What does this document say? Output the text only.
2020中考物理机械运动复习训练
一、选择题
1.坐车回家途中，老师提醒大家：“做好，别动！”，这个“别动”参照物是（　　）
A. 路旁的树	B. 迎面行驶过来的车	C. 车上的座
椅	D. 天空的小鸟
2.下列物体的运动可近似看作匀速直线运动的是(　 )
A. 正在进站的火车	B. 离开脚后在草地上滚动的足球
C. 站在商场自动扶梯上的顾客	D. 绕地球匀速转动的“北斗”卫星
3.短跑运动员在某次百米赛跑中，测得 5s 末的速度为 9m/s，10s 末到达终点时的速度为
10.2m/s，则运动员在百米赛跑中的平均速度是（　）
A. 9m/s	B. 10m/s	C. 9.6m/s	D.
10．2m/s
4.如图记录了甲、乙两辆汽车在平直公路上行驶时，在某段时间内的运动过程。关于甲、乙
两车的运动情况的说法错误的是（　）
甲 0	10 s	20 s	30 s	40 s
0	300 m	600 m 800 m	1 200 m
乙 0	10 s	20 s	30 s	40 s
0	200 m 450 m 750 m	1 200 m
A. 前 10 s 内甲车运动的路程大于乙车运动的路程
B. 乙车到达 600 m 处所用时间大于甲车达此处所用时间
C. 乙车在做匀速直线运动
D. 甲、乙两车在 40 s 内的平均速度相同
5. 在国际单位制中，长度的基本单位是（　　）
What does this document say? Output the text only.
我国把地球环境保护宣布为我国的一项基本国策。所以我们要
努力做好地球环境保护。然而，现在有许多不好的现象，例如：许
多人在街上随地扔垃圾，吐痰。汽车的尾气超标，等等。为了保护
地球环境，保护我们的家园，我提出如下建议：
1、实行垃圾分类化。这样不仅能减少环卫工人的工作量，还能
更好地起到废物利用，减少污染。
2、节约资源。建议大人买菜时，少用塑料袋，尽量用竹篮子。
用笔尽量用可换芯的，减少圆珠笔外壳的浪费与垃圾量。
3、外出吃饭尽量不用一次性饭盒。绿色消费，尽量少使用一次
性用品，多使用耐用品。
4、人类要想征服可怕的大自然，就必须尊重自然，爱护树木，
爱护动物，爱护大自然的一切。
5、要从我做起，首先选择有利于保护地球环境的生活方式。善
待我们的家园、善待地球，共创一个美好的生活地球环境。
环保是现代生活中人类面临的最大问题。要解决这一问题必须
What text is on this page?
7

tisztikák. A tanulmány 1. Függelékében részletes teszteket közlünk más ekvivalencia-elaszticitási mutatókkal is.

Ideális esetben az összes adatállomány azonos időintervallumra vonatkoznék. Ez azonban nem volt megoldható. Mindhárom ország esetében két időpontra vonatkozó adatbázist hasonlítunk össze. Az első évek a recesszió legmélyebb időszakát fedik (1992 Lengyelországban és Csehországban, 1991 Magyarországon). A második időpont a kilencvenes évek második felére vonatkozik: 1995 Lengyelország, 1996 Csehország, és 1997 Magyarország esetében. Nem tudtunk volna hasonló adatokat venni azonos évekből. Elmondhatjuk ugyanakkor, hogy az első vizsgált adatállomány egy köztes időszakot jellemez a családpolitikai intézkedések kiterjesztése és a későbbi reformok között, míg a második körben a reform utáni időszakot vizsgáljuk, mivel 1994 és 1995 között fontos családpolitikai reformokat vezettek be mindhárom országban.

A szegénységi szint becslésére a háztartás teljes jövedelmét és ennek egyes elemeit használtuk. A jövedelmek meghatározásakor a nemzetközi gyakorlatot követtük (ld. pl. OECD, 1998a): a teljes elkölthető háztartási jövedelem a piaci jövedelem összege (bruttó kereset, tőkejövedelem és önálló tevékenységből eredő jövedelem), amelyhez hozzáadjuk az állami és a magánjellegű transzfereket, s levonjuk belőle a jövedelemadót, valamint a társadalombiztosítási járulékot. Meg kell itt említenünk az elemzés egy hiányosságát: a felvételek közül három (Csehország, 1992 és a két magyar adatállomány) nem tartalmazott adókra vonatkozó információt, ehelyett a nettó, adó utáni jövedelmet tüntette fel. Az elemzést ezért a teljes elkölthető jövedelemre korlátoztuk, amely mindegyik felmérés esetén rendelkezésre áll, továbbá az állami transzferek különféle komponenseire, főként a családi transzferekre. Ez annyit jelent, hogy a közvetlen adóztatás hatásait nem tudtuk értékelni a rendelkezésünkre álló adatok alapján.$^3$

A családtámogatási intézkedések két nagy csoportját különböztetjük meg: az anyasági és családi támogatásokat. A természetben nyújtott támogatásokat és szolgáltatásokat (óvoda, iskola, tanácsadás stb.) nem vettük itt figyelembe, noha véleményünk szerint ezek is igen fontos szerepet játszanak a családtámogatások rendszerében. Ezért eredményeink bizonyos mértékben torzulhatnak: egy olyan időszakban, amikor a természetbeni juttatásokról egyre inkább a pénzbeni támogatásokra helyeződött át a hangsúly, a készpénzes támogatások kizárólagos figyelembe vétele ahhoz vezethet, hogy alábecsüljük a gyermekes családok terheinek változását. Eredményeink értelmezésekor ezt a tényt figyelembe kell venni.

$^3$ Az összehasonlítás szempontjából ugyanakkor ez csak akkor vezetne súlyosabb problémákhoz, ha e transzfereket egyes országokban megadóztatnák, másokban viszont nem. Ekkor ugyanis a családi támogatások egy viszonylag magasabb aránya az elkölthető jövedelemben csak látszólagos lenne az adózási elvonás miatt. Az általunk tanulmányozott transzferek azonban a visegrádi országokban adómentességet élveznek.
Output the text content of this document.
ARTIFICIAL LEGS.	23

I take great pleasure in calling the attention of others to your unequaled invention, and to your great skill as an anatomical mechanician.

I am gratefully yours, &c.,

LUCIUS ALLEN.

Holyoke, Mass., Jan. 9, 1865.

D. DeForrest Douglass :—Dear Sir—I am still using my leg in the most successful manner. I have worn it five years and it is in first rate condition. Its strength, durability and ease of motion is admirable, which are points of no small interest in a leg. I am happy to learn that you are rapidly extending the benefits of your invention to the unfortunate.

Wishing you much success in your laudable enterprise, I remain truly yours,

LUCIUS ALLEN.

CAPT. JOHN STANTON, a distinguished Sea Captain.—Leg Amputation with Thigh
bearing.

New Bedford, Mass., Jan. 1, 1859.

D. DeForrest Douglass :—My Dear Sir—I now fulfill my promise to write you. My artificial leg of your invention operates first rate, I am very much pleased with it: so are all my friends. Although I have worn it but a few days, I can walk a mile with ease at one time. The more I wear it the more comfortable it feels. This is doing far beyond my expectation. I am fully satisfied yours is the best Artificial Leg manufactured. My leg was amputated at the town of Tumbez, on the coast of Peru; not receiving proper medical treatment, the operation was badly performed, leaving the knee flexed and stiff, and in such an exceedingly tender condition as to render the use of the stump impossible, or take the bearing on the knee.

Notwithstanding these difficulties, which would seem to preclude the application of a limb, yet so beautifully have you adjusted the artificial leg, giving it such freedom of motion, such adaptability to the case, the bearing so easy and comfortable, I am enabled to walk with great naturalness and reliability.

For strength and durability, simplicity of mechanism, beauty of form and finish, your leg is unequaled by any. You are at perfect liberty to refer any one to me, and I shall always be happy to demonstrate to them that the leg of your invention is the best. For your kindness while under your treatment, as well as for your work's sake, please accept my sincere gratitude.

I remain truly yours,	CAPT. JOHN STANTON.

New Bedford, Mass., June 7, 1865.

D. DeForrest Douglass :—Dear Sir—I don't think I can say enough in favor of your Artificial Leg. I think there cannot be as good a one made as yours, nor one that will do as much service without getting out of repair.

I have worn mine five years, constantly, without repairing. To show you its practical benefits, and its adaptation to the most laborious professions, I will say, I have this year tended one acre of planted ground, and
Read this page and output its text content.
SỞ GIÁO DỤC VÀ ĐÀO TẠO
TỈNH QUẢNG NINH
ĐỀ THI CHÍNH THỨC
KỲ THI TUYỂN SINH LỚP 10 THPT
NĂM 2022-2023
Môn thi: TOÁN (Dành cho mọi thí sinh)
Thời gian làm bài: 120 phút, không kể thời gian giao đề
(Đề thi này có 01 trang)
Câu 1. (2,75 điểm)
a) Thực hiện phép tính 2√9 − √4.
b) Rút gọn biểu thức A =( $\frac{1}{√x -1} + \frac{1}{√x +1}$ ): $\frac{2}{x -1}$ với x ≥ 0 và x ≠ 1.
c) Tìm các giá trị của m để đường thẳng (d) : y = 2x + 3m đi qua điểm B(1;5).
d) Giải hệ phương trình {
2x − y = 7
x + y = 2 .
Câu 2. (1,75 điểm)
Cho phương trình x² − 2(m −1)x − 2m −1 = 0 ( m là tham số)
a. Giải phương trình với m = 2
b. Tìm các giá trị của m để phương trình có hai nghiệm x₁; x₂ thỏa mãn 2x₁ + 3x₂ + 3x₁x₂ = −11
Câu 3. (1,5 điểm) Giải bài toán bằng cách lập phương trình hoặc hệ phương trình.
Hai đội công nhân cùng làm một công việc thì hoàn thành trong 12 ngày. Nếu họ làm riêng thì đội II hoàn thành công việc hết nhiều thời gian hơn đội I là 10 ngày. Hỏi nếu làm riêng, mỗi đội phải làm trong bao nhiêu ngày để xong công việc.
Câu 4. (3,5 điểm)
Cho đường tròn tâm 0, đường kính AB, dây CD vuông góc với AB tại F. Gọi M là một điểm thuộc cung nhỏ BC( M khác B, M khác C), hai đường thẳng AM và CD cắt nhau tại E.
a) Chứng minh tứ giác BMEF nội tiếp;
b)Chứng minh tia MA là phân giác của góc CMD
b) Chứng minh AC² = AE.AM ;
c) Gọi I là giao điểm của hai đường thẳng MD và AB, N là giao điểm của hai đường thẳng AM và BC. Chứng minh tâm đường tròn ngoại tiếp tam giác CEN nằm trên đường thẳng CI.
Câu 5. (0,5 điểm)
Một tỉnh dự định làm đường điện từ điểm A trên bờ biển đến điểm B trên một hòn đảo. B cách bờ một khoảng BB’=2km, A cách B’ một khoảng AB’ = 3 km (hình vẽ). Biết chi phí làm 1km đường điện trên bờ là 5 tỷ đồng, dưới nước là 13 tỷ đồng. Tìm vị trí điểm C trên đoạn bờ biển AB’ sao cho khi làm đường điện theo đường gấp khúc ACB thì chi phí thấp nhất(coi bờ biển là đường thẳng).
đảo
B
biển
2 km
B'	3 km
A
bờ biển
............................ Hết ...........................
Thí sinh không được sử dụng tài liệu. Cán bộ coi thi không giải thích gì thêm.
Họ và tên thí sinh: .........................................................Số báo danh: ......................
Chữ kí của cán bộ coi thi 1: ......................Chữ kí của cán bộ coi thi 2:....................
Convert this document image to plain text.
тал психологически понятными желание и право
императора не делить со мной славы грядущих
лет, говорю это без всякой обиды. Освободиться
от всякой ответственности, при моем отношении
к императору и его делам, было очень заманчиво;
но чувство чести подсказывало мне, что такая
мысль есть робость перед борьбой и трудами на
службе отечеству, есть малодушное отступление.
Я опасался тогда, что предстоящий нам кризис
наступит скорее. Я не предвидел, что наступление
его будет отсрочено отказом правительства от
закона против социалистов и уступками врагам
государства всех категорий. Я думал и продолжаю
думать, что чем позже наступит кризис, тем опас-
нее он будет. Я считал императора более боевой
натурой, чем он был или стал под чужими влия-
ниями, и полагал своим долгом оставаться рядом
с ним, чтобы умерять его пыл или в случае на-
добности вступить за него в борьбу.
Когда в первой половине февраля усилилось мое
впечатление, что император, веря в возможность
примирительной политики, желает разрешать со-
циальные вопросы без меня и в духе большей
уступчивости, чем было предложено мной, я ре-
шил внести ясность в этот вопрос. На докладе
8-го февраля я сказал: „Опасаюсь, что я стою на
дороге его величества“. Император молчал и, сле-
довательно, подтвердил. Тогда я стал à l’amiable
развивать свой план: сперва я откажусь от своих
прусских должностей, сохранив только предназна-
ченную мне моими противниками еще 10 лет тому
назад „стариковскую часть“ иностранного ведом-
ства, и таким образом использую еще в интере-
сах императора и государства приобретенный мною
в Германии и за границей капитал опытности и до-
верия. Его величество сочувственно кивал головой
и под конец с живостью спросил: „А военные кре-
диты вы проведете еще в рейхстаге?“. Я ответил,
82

☆ ☆ ☆

→ DIRECTIVE
Return only the number of lines in the entries that contain the string "most".

→ SOLUTION TO THIS TASK
2